++++ DATA

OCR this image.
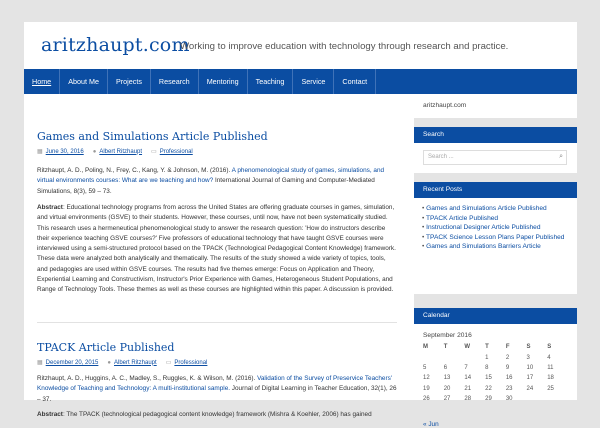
aritzhaupt.com
Working to improve education with technology through research and practice.
Home	About Me	Projects	Research	Mentoring	Teaching	Service	Contact
Games and Simulations Article Published
▦ June 30, 2016 ● Albert Ritzhaupt ▭ Professional
Ritzhaupt, A. D., Poling, N., Frey, C., Kang, Y. & Johnson, M. (2016). A phenomenological study of games, simulations, and virtual environments courses: What are we teaching and how? International Journal of Gaming and Computer-Mediated Simulations, 8(3), 59 – 73.
Abstract: Educational technology programs from across the United States are offering graduate courses in games, simulation, and virtual environments (GSVE) to their students. However, these courses, until now, have not been systematically studied. This research uses a hermeneutical phenomenological study to answer the research question: 'How do instructors describe their experience teaching GSVE courses?' Five professors of educational technology that have taught GSVE courses were interviewed using a semi-structured protocol based on the TPACK (Technological Pedagogical Content Knowledge) framework. These data were analyzed both analytically and thematically. The results of the study showed a wide variety of topics, tools, and pedagogies are used within GSVE courses. The results had five themes emerge: Focus on Application and Theory, Experiential Learning and Constructivism, Instructor's Prior Experience with Games, Heterogeneous Student Populations, and Range of Technology Tools. These themes as well as these courses are highlighted within this paper. A discussion is provided.
TPACK Article Published
▦ December 20, 2015 ● Albert Ritzhaupt ▭ Professional
Ritzhaupt, A. D., Huggins, A. C., Madley, S., Ruggles, K. & Wilson, M. (2016). Validation of the Survey of Preservice Teachers' Knowledge of Teaching and Technology: A multi-institutional sample. Journal of Digital Learning in Teacher Education, 32(1), 26 – 37.
Abstract: The TPACK (technological pedagogical content knowledge) framework (Mishra & Koehler, 2006) has gained
aritzhaupt.com
Search
Search ...	⌕
Recent Posts
• Games and Simulations Article Published
• TPACK Article Published
• Instructional Designer Article Published
• TPACK Science Lesson Plans Paper Published
• Games and Simulations Barriers Article
Calendar
September 2016
M	T	W	T	F	S	S
			1	2	3	4
5	6	7	8	9	10	11
12	13	14	15	16	17	18
19	20	21	22	23	24	25
26	27	28	29	30		
« Jun
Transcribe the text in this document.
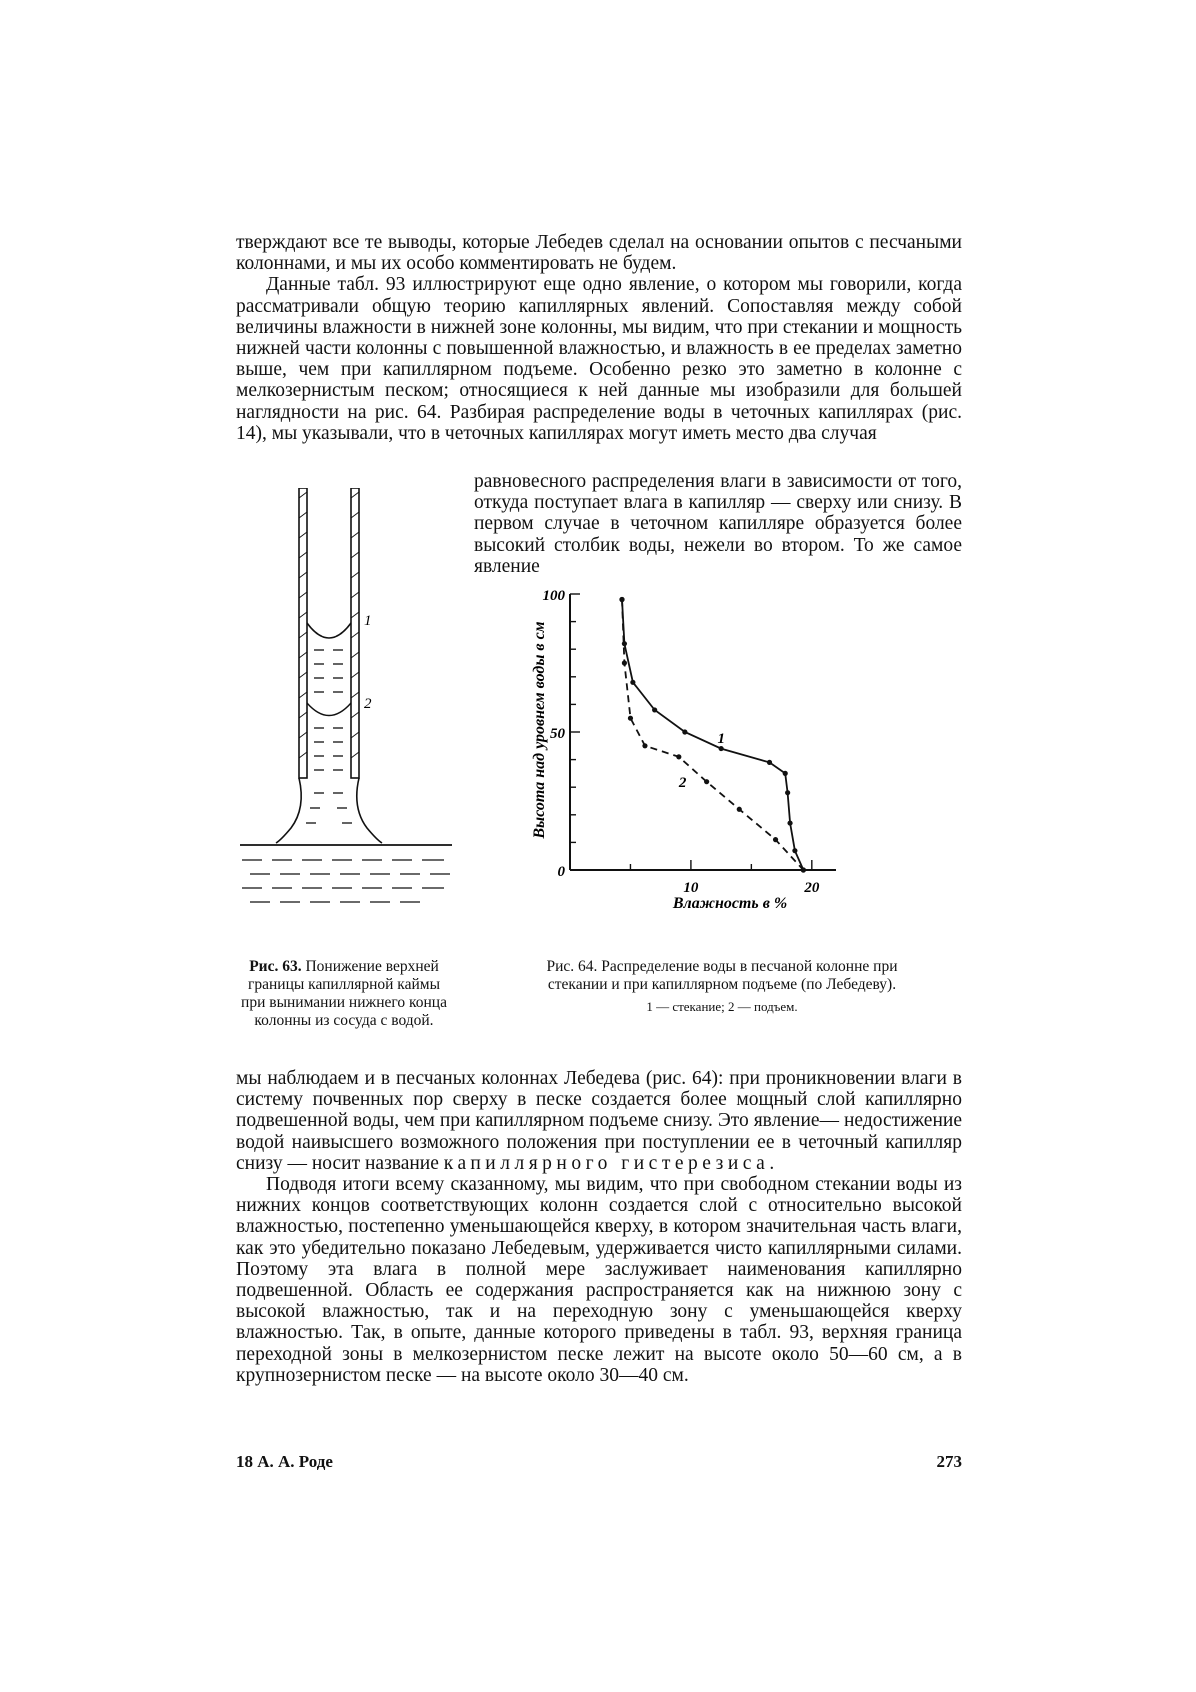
тверждают все те выводы, которые Лебедев сделал на основании опытов с песчаными колоннами, и мы их особо комментировать не будем.

Данные табл. 93 иллюстрируют еще одно явление, о котором мы говорили, когда рассматривали общую теорию капиллярных явлений. Сопоставляя между собой величины влажности в нижней зоне колонны, мы видим, что при стекании и мощность нижней части колонны с повышенной влажностью, и влажность в ее пределах заметно выше, чем при капиллярном подъеме. Особенно резко это заметно в колонне с мелкозернистым песком; относящиеся к ней данные мы изобразили для большей наглядности на рис. 64. Разбирая распределение воды в четочных капиллярах (рис. 14), мы указывали, что в четочных капиллярах могут иметь место два случая

1
2

равновесного распределения влаги в зависимости от того, откуда поступает влага в капилляр — сверху или снизу. В первом случае в четочном капилляре образуется более высокий столбик воды, нежели во втором. То же самое явление

0
50
100
10	20
1
2
Высота над уровнем воды в см
Влажность в %
Рис. 63. Понижение верхней границы капиллярной каймы при вынимании нижнего конца колонны из сосуда с водой.
Рис. 64. Распределение воды в песчаной колонне при стекании и при капиллярном подъеме (по Лебедеву).
1 — стекание; 2 — подъем.

мы наблюдаем и в песчаных колоннах Лебедева (рис. 64): при проникновении влаги в систему почвенных пор сверху в песке создается более мощный слой капиллярно подвешенной воды, чем при капиллярном подъеме снизу. Это явление— недостижение водой наивысшего возможного положения при поступлении ее в четочный капилляр снизу — носит название капиллярного гистерезиса.

Подводя итоги всему сказанному, мы видим, что при свободном стекании воды из нижних концов соответствующих колонн создается слой с относительно высокой влажностью, постепенно уменьшающейся кверху, в котором значительная часть влаги, как это убедительно показано Лебедевым, удерживается чисто капиллярными силами. Поэтому эта влага в полной мере заслуживает наименования капиллярно подвешенной. Область ее содержания распространяется как на нижнюю зону с высокой влажностью, так и на переходную зону с уменьшающейся кверху влажностью. Так, в опыте, данные которого приведены в табл. 93, верхняя граница переходной зоны в мелкозернистом песке лежит на высоте около 50—60 см, а в крупнозернистом песке — на высоте около 30—40 см.

18 А. А. Роде	273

++++++++

The listing above must be printed again exactly, minus its pictures.

> [ANSWER TO THIS EXERCISE]
OCR this image.
aritzhaupt.com
Working to improve education with technology through research and practice.
Home	About Me	Projects	Research	Mentoring	Teaching	Service	Contact
Games and Simulations Article Published
▦ June 30, 2016 ● Albert Ritzhaupt ▭ Professional
Ritzhaupt, A. D., Poling, N., Frey, C., Kang, Y. & Johnson, M. (2016). A phenomenological study of games, simulations, and virtual environments courses: What are we teaching and how? International Journal of Gaming and Computer-Mediated Simulations, 8(3), 59 – 73.
Abstract: Educational technology programs from across the United States are offering graduate courses in games, simulation, and virtual environments (GSVE) to their students. However, these courses, until now, have not been systematically studied. This research uses a hermeneutical phenomenological study to answer the research question: 'How do instructors describe their experience teaching GSVE courses?' Five professors of educational technology that have taught GSVE courses were interviewed using a semi-structured protocol based on the TPACK (Technological Pedagogical Content Knowledge) framework. These data were analyzed both analytically and thematically. The results of the study showed a wide variety of topics, tools, and pedagogies are used within GSVE courses. The results had five themes emerge: Focus on Application and Theory, Experiential Learning and Constructivism, Instructor's Prior Experience with Games, Heterogeneous Student Populations, and Range of Technology Tools. These themes as well as these courses are highlighted within this paper. A discussion is provided.
TPACK Article Published
▦ December 20, 2015 ● Albert Ritzhaupt ▭ Professional
Ritzhaupt, A. D., Huggins, A. C., Madley, S., Ruggles, K. & Wilson, M. (2016). Validation of the Survey of Preservice Teachers' Knowledge of Teaching and Technology: A multi-institutional sample. Journal of Digital Learning in Teacher Education, 32(1), 26 – 37.
Abstract: The TPACK (technological pedagogical content knowledge) framework (Mishra & Koehler, 2006) has gained
aritzhaupt.com
Search
Search ...	⌕
Recent Posts
• Games and Simulations Article Published
• TPACK Article Published
• Instructional Designer Article Published
• TPACK Science Lesson Plans Paper Published
• Games and Simulations Barriers Article
Calendar
September 2016
M	T	W	T	F	S	S
			1	2	3	4
5	6	7	8	9	10	11
12	13	14	15	16	17	18
19	20	21	22	23	24	25
26	27	28	29	30		
« Jun
Transcribe the text in this document.
тверждают все те выводы, которые Лебедев сделал на основании опытов с песчаными колоннами, и мы их особо комментировать не будем.

Данные табл. 93 иллюстрируют еще одно явление, о котором мы говорили, когда рассматривали общую теорию капиллярных явлений. Сопоставляя между собой величины влажности в нижней зоне колонны, мы видим, что при стекании и мощность нижней части колонны с повышенной влажностью, и влажность в ее пределах заметно выше, чем при капиллярном подъеме. Особенно резко это заметно в колонне с мелкозернистым песком; относящиеся к ней данные мы изобразили для большей наглядности на рис. 64. Разбирая распределение воды в четочных капиллярах (рис. 14), мы указывали, что в четочных капиллярах могут иметь место два случая

1
2

равновесного распределения влаги в зависимости от того, откуда поступает влага в капилляр — сверху или снизу. В первом случае в четочном капилляре образуется более высокий столбик воды, нежели во втором. То же самое явление

0
50
100
10	20
1
2
Высота над уровнем воды в см
Влажность в %
Рис. 63. Понижение верхней границы капиллярной каймы при вынимании нижнего конца колонны из сосуда с водой.
Рис. 64. Распределение воды в песчаной колонне при стекании и при капиллярном подъеме (по Лебедеву).
1 — стекание; 2 — подъем.

мы наблюдаем и в песчаных колоннах Лебедева (рис. 64): при проникновении влаги в систему почвенных пор сверху в песке создается более мощный слой капиллярно подвешенной воды, чем при капиллярном подъеме снизу. Это явление— недостижение водой наивысшего возможного положения при поступлении ее в четочный капилляр снизу — носит название капиллярного гистерезиса.

Подводя итоги всему сказанному, мы видим, что при свободном стекании воды из нижних концов соответствующих колонн создается слой с относительно высокой влажностью, постепенно уменьшающейся кверху, в котором значительная часть влаги, как это убедительно показано Лебедевым, удерживается чисто капиллярными силами. Поэтому эта влага в полной мере заслуживает наименования капиллярно подвешенной. Область ее содержания распространяется как на нижнюю зону с высокой влажностью, так и на переходную зону с уменьшающейся кверху влажностью. Так, в опыте, данные которого приведены в табл. 93, верхняя граница переходной зоны в мелкозернистом песке лежит на высоте около 50—60 см, а в крупнозернистом песке — на высоте около 30—40 см.

18 А. А. Роде	273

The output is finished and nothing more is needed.